Collected data entries
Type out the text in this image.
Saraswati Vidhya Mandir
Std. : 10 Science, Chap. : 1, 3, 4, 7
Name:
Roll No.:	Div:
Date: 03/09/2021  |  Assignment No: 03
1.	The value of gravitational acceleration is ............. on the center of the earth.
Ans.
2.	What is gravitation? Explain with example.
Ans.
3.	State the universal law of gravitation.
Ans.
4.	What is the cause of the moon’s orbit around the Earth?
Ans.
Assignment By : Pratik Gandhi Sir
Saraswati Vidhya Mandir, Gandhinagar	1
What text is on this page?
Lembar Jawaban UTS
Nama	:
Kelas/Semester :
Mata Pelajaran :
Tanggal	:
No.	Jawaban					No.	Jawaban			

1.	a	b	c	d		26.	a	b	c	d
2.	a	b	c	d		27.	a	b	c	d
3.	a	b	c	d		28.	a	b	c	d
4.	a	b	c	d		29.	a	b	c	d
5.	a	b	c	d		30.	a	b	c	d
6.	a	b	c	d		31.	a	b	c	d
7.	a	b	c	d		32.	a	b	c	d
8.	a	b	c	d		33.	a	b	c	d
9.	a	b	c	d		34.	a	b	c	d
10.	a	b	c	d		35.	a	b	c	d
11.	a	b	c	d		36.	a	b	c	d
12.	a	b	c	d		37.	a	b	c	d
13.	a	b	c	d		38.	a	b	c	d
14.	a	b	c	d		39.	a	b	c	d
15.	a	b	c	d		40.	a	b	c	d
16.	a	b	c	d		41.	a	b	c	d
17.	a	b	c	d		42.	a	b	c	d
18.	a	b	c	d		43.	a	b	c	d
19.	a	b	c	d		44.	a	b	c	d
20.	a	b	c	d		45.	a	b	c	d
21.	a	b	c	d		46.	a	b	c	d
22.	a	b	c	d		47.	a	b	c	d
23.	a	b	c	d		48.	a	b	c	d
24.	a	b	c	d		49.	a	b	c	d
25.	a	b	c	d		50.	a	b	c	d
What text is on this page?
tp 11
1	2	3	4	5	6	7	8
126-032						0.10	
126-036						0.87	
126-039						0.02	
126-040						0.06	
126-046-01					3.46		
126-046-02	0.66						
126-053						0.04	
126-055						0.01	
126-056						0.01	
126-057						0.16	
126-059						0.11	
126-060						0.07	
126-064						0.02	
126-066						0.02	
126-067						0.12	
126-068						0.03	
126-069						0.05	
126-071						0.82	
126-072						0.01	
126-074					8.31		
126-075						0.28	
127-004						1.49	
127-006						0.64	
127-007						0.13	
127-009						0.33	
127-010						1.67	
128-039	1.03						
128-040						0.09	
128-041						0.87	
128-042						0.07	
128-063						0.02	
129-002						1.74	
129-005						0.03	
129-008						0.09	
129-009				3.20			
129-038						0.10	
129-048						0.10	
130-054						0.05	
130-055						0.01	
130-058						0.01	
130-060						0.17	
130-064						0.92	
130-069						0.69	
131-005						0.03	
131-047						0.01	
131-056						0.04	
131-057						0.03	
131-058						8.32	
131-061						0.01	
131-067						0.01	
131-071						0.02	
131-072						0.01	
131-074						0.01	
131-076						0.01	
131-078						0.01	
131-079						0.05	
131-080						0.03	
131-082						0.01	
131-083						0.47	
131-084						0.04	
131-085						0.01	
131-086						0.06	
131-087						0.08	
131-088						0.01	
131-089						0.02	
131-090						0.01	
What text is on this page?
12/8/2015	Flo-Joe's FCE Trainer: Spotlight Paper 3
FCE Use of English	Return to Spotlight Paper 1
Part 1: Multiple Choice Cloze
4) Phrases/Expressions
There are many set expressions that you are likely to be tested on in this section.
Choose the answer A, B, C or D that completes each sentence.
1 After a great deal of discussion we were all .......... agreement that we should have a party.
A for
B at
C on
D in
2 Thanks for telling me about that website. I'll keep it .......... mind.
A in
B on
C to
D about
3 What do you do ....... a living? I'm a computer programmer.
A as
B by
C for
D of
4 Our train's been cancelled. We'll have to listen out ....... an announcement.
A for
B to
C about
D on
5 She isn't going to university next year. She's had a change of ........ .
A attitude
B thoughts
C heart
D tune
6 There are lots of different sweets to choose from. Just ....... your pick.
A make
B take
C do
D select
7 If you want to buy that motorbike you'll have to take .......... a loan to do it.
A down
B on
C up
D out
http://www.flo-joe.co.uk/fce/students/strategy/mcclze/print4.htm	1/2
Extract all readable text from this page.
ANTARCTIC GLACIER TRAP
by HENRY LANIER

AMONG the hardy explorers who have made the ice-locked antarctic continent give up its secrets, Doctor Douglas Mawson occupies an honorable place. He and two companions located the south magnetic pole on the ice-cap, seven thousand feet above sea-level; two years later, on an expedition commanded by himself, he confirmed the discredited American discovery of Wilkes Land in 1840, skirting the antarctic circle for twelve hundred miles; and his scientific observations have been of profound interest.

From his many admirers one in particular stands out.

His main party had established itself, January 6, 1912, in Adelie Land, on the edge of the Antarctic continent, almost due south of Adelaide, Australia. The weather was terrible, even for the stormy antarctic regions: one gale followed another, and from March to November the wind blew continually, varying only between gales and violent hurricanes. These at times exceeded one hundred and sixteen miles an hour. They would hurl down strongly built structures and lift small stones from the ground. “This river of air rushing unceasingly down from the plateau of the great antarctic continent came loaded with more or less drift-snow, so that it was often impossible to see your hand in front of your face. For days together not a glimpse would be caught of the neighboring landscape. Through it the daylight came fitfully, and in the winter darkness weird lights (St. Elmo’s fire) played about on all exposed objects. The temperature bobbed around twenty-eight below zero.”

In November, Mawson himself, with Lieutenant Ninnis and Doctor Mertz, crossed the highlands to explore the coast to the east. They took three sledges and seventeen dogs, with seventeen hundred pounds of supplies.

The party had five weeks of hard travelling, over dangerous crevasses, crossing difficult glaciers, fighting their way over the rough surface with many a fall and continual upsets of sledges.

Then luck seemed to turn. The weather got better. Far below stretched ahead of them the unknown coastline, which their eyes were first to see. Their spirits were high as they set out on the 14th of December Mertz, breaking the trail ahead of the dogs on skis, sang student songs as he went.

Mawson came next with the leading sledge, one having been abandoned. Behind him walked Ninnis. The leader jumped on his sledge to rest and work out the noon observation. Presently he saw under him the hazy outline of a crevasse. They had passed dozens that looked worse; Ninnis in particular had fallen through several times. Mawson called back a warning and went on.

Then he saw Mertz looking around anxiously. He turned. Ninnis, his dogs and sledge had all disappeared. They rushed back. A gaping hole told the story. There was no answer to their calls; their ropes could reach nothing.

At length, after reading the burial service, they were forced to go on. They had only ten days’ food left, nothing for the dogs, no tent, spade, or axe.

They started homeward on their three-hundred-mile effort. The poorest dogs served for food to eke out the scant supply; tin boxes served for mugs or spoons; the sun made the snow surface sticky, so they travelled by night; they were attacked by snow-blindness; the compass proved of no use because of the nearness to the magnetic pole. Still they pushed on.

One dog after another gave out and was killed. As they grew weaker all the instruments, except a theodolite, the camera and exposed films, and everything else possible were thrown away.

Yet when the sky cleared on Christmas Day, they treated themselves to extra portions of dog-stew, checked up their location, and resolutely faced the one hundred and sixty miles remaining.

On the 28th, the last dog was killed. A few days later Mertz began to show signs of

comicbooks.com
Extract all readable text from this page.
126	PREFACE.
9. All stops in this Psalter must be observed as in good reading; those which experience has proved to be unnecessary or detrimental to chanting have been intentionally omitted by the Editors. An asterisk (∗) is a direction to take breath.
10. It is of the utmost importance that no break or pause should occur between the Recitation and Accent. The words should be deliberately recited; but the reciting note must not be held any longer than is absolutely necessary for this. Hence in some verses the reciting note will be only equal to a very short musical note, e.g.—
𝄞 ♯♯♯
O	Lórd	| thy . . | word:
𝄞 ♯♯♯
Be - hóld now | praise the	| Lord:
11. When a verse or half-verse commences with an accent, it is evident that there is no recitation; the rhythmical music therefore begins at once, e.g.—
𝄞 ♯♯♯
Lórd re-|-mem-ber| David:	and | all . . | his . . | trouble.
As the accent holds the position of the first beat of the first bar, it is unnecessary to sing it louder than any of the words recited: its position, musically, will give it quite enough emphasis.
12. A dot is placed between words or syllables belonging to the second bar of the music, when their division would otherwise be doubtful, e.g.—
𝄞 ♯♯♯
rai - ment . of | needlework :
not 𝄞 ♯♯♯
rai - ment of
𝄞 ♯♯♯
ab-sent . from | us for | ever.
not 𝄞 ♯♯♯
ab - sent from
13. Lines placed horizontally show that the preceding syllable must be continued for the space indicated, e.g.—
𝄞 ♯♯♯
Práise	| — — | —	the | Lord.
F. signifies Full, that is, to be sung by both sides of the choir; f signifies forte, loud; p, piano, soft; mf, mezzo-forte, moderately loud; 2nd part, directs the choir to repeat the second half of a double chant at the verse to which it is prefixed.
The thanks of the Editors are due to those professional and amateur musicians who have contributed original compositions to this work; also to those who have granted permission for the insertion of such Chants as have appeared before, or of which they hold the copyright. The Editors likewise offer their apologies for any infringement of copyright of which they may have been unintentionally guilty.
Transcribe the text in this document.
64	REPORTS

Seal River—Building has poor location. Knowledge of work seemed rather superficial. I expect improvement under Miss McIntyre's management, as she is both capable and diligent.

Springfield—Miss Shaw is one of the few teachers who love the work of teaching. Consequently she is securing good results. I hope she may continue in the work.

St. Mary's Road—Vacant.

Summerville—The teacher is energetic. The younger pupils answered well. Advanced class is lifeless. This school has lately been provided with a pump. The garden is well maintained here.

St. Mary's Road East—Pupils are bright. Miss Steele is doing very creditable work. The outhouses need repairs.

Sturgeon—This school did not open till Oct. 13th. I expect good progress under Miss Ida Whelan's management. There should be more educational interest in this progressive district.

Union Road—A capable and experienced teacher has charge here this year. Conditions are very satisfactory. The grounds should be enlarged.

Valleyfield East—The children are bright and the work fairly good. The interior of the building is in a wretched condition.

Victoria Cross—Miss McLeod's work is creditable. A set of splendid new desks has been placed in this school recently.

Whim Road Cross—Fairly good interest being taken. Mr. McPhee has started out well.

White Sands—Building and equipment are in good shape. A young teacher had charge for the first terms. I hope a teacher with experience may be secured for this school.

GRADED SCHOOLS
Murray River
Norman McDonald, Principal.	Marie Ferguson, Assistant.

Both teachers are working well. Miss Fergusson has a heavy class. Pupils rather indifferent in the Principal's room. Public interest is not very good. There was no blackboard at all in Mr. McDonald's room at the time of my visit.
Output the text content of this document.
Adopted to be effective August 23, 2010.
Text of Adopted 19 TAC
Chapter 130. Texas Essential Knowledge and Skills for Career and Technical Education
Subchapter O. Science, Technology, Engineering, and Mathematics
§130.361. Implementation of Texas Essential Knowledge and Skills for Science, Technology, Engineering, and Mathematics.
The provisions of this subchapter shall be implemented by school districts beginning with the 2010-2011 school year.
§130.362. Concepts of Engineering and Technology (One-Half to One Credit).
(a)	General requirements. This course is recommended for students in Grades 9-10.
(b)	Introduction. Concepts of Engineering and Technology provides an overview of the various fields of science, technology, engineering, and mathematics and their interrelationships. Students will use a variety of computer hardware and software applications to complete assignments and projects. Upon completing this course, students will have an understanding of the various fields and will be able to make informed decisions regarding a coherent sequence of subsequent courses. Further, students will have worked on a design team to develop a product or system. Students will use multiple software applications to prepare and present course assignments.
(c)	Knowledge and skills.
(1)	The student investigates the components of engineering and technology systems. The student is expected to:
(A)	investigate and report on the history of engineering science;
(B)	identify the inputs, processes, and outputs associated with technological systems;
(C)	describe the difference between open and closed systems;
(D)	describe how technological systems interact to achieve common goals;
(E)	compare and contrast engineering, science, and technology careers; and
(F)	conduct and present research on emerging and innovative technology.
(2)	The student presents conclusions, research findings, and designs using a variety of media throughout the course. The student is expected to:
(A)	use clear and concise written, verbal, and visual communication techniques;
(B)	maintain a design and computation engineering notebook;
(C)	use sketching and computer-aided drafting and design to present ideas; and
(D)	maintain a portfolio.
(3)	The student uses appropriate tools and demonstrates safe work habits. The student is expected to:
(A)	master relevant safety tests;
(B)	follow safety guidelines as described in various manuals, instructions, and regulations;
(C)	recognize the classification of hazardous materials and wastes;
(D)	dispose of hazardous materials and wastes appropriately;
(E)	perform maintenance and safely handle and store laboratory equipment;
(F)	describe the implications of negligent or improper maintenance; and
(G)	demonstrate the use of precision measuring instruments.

Aim of the task>
Of the lines in the records, determine how many contain the word "Lórd", and report that number alone.

The completed task>
2